┌──

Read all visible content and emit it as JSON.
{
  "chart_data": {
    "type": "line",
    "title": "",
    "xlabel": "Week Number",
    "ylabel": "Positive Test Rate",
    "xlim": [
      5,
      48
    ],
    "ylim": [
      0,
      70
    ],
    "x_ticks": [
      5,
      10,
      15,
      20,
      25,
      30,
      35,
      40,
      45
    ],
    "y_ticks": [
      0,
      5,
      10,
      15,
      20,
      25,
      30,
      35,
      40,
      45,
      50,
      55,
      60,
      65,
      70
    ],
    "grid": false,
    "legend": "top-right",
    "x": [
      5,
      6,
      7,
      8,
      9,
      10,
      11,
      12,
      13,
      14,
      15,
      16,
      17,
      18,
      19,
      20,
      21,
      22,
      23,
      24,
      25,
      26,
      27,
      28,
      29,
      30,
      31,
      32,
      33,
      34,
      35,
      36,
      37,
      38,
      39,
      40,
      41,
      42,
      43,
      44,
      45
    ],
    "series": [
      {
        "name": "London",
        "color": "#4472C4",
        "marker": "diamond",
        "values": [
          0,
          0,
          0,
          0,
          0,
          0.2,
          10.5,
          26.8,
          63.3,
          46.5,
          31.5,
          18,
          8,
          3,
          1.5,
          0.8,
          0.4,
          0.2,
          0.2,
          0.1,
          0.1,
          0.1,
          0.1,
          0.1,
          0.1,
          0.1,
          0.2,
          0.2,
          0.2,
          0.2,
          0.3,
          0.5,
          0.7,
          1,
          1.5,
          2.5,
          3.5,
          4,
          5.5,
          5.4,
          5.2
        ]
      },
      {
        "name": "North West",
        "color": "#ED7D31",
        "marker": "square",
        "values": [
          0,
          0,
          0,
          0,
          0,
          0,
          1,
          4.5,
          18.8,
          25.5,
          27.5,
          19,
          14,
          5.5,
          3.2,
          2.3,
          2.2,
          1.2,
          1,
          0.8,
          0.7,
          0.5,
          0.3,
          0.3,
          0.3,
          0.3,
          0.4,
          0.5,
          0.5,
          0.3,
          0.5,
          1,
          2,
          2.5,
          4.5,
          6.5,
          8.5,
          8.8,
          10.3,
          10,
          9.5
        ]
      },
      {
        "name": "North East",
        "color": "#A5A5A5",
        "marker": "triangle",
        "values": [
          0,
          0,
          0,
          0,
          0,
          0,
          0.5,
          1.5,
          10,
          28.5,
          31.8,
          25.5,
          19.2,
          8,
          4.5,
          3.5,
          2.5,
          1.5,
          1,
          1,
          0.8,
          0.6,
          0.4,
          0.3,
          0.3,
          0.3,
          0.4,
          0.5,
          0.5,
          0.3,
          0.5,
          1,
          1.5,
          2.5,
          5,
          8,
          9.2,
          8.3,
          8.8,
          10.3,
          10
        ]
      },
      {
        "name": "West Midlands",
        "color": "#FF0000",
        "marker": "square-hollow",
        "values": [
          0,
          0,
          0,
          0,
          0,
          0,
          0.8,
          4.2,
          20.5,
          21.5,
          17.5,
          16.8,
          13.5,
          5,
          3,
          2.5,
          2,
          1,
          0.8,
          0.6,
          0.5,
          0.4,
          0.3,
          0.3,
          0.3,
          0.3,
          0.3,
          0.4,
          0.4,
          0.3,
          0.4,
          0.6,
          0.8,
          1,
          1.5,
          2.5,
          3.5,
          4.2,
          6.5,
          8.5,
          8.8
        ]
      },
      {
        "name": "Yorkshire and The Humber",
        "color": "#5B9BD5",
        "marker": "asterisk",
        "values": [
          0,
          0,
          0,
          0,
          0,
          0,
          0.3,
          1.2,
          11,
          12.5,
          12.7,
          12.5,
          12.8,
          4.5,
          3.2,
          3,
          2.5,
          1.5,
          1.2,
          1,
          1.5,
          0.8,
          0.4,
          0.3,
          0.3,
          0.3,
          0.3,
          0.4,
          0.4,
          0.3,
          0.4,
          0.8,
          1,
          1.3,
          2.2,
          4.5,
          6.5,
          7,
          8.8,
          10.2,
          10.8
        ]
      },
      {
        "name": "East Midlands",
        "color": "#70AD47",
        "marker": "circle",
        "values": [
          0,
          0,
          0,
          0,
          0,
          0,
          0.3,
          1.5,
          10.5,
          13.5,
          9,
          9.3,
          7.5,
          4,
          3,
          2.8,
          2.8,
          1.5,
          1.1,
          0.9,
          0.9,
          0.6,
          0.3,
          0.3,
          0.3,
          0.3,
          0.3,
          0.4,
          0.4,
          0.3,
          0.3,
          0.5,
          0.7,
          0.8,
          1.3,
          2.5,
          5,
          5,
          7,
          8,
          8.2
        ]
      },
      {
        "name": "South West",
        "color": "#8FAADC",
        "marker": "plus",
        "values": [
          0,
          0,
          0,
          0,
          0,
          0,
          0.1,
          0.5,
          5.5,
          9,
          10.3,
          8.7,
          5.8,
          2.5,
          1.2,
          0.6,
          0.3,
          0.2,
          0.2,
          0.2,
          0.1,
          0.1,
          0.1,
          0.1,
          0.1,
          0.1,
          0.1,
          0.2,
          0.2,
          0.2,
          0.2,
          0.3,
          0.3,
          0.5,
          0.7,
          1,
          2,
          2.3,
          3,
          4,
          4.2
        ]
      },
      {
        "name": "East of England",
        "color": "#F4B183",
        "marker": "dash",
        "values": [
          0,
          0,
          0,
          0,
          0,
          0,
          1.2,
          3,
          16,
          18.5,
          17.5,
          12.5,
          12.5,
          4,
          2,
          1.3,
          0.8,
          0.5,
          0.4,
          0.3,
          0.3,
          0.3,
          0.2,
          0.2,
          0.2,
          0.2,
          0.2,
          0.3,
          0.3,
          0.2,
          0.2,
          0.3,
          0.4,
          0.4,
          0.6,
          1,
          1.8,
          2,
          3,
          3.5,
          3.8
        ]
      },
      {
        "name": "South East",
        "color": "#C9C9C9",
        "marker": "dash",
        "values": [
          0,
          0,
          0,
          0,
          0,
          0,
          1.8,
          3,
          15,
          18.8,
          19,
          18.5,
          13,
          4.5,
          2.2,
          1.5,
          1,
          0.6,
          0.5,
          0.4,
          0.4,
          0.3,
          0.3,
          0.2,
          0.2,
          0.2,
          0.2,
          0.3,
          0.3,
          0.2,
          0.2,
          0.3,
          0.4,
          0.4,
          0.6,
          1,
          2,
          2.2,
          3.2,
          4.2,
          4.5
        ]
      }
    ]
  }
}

└──

What is being asked
Write out every line from the records above, word for word.

Problem solution
Read all visible content and emit it as JSON.
{
  "chart_data": {
    "type": "line",
    "title": "",
    "xlabel": "Week Number",
    "ylabel": "Positive Test Rate",
    "xlim": [
      5,
      48
    ],
    "ylim": [
      0,
      70
    ],
    "x_ticks": [
      5,
      10,
      15,
      20,
      25,
      30,
      35,
      40,
      45
    ],
    "y_ticks": [
      0,
      5,
      10,
      15,
      20,
      25,
      30,
      35,
      40,
      45,
      50,
      55,
      60,
      65,
      70
    ],
    "grid": false,
    "legend": "top-right",
    "x": [
      5,
      6,
      7,
      8,
      9,
      10,
      11,
      12,
      13,
      14,
      15,
      16,
      17,
      18,
      19,
      20,
      21,
      22,
      23,
      24,
      25,
      26,
      27,
      28,
      29,
      30,
      31,
      32,
      33,
      34,
      35,
      36,
      37,
      38,
      39,
      40,
      41,
      42,
      43,
      44,
      45
    ],
    "series": [
      {
        "name": "London",
        "color": "#4472C4",
        "marker": "diamond",
        "values": [
          0,
          0,
          0,
          0,
          0,
          0.2,
          10.5,
          26.8,
          63.3,
          46.5,
          31.5,
          18,
          8,
          3,
          1.5,
          0.8,
          0.4,
          0.2,
          0.2,
          0.1,
          0.1,
          0.1,
          0.1,
          0.1,
          0.1,
          0.1,
          0.2,
          0.2,
          0.2,
          0.2,
          0.3,
          0.5,
          0.7,
          1,
          1.5,
          2.5,
          3.5,
          4,
          5.5,
          5.4,
          5.2
        ]
      },
      {
        "name": "North West",
        "color": "#ED7D31",
        "marker": "square",
        "values": [
          0,
          0,
          0,
          0,
          0,
          0,
          1,
          4.5,
          18.8,
          25.5,
          27.5,
          19,
          14,
          5.5,
          3.2,
          2.3,
          2.2,
          1.2,
          1,
          0.8,
          0.7,
          0.5,
          0.3,
          0.3,
          0.3,
          0.3,
          0.4,
          0.5,
          0.5,
          0.3,
          0.5,
          1,
          2,
          2.5,
          4.5,
          6.5,
          8.5,
          8.8,
          10.3,
          10,
          9.5
        ]
      },
      {
        "name": "North East",
        "color": "#A5A5A5",
        "marker": "triangle",
        "values": [
          0,
          0,
          0,
          0,
          0,
          0,
          0.5,
          1.5,
          10,
          28.5,
          31.8,
          25.5,
          19.2,
          8,
          4.5,
          3.5,
          2.5,
          1.5,
          1,
          1,
          0.8,
          0.6,
          0.4,
          0.3,
          0.3,
          0.3,
          0.4,
          0.5,
          0.5,
          0.3,
          0.5,
          1,
          1.5,
          2.5,
          5,
          8,
          9.2,
          8.3,
          8.8,
          10.3,
          10
        ]
      },
      {
        "name": "West Midlands",
        "color": "#FF0000",
        "marker": "square-hollow",
        "values": [
          0,
          0,
          0,
          0,
          0,
          0,
          0.8,
          4.2,
          20.5,
          21.5,
          17.5,
          16.8,
          13.5,
          5,
          3,
          2.5,
          2,
          1,
          0.8,
          0.6,
          0.5,
          0.4,
          0.3,
          0.3,
          0.3,
          0.3,
          0.3,
          0.4,
          0.4,
          0.3,
          0.4,
          0.6,
          0.8,
          1,
          1.5,
          2.5,
          3.5,
          4.2,
          6.5,
          8.5,
          8.8
        ]
      },
      {
        "name": "Yorkshire and The Humber",
        "color": "#5B9BD5",
        "marker": "asterisk",
        "values": [
          0,
          0,
          0,
          0,
          0,
          0,
          0.3,
          1.2,
          11,
          12.5,
          12.7,
          12.5,
          12.8,
          4.5,
          3.2,
          3,
          2.5,
          1.5,
          1.2,
          1,
          1.5,
          0.8,
          0.4,
          0.3,
          0.3,
          0.3,
          0.3,
          0.4,
          0.4,
          0.3,
          0.4,
          0.8,
          1,
          1.3,
          2.2,
          4.5,
          6.5,
          7,
          8.8,
          10.2,
          10.8
        ]
      },
      {
        "name": "East Midlands",
        "color": "#70AD47",
        "marker": "circle",
        "values": [
          0,
          0,
          0,
          0,
          0,
          0,
          0.3,
          1.5,
          10.5,
          13.5,
          9,
          9.3,
          7.5,
          4,
          3,
          2.8,
          2.8,
          1.5,
          1.1,
          0.9,
          0.9,
          0.6,
          0.3,
          0.3,
          0.3,
          0.3,
          0.3,
          0.4,
          0.4,
          0.3,
          0.3,
          0.5,
          0.7,
          0.8,
          1.3,
          2.5,
          5,
          5,
          7,
          8,
          8.2
        ]
      },
      {
        "name": "South West",
        "color": "#8FAADC",
        "marker": "plus",
        "values": [
          0,
          0,
          0,
          0,
          0,
          0,
          0.1,
          0.5,
          5.5,
          9,
          10.3,
          8.7,
          5.8,
          2.5,
          1.2,
          0.6,
          0.3,
          0.2,
          0.2,
          0.2,
          0.1,
          0.1,
          0.1,
          0.1,
          0.1,
          0.1,
          0.1,
          0.2,
          0.2,
          0.2,
          0.2,
          0.3,
          0.3,
          0.5,
          0.7,
          1,
          2,
          2.3,
          3,
          4,
          4.2
        ]
      },
      {
        "name": "East of England",
        "color": "#F4B183",
        "marker": "dash",
        "values": [
          0,
          0,
          0,
          0,
          0,
          0,
          1.2,
          3,
          16,
          18.5,
          17.5,
          12.5,
          12.5,
          4,
          2,
          1.3,
          0.8,
          0.5,
          0.4,
          0.3,
          0.3,
          0.3,
          0.2,
          0.2,
          0.2,
          0.2,
          0.2,
          0.3,
          0.3,
          0.2,
          0.2,
          0.3,
          0.4,
          0.4,
          0.6,
          1,
          1.8,
          2,
          3,
          3.5,
          3.8
        ]
      },
      {
        "name": "South East",
        "color": "#C9C9C9",
        "marker": "dash",
        "values": [
          0,
          0,
          0,
          0,
          0,
          0,
          1.8,
          3,
          15,
          18.8,
          19,
          18.5,
          13,
          4.5,
          2.2,
          1.5,
          1,
          0.6,
          0.5,
          0.4,
          0.4,
          0.3,
          0.3,
          0.2,
          0.2,
          0.2,
          0.2,
          0.3,
          0.3,
          0.2,
          0.2,
          0.3,
          0.4,
          0.4,
          0.6,
          1,
          2,
          2.2,
          3.2,
          4.2,
          4.5
        ]
      }
    ]
  }
}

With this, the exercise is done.